= What you are asked to do =
Gather all lines in the data that hold the string "длину".

(Data entries)
——

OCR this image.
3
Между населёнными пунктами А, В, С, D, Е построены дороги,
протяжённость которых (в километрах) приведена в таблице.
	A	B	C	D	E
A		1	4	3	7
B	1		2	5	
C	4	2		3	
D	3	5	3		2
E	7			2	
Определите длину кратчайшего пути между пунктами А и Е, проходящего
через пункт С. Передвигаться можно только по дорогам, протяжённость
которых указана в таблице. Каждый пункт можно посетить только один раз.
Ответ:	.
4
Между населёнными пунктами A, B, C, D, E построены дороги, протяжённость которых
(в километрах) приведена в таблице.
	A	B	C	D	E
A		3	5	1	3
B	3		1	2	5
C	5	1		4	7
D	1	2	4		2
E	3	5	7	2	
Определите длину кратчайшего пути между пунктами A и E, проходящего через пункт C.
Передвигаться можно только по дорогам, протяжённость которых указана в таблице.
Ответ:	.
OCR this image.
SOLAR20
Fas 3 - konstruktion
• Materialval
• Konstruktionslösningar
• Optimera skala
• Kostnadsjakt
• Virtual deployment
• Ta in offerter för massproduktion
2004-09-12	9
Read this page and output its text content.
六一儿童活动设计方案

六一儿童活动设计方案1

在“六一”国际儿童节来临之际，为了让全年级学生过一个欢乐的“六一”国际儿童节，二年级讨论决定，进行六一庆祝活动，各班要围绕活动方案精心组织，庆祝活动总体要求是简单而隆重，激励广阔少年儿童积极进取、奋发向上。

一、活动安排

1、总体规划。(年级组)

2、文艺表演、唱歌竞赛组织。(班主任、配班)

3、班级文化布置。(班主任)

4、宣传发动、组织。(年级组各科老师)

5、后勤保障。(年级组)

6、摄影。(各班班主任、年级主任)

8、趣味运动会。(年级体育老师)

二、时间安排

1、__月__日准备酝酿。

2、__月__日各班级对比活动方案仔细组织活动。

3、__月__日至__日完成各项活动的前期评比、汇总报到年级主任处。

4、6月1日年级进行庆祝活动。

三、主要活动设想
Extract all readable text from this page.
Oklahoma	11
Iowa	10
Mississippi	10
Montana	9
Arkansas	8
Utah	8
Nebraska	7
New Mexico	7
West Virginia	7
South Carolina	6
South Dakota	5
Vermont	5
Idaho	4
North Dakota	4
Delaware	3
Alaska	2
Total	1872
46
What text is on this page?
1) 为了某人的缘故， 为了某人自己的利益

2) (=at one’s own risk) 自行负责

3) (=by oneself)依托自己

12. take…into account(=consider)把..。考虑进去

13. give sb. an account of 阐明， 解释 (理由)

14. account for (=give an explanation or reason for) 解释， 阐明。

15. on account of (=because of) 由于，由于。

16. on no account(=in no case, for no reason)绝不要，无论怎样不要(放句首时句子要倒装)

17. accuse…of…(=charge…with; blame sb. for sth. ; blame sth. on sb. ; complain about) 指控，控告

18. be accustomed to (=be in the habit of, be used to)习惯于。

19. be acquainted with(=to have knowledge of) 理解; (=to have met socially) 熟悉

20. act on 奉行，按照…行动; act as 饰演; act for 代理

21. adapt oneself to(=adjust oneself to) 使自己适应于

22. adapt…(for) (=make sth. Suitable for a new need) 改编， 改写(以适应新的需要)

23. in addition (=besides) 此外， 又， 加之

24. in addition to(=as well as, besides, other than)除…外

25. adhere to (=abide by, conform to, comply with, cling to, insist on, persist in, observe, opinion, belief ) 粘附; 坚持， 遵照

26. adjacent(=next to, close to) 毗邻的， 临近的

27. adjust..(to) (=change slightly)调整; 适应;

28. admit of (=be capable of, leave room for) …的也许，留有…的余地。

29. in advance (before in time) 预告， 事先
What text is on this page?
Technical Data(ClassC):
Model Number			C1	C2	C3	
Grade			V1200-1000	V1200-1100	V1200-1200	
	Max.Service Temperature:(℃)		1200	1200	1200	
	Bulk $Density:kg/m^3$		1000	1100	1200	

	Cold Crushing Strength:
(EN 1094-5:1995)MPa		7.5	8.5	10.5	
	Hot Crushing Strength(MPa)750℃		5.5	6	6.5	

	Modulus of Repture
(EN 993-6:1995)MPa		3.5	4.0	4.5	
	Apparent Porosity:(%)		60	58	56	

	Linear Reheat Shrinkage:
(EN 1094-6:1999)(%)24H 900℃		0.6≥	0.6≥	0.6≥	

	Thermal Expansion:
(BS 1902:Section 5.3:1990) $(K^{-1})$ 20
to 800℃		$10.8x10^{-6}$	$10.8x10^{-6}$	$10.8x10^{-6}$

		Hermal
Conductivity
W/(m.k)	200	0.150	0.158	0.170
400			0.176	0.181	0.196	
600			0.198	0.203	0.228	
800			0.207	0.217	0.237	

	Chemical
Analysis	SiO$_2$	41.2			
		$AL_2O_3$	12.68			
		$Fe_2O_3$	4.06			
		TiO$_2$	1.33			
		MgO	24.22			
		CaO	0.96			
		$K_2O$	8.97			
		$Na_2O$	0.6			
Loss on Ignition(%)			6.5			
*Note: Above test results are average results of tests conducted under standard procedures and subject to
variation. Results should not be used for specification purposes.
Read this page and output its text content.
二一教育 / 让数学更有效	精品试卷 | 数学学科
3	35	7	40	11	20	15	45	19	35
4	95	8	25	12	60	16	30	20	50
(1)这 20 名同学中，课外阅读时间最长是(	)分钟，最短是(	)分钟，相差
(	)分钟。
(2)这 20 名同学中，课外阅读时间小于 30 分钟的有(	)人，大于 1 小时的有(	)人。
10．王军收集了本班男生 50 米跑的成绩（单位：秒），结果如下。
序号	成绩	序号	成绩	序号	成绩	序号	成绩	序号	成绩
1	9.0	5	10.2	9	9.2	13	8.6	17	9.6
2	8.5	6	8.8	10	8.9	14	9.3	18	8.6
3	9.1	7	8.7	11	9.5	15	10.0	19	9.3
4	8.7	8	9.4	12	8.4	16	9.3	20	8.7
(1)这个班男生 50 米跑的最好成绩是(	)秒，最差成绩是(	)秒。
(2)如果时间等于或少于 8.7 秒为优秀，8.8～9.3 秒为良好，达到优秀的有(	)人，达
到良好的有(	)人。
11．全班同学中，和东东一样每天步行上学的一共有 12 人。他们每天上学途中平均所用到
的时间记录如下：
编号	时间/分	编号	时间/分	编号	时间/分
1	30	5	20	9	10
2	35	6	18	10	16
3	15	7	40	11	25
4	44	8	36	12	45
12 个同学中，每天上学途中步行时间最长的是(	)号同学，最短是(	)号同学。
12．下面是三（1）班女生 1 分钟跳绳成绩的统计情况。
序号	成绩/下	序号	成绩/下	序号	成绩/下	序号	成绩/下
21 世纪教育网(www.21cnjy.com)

——

= Finished exercise =
Определите длину кратчайшего пути между пунктами А и Е, проходящего
Определите длину кратчайшего пути между пунктами A и E, проходящего через пункт C.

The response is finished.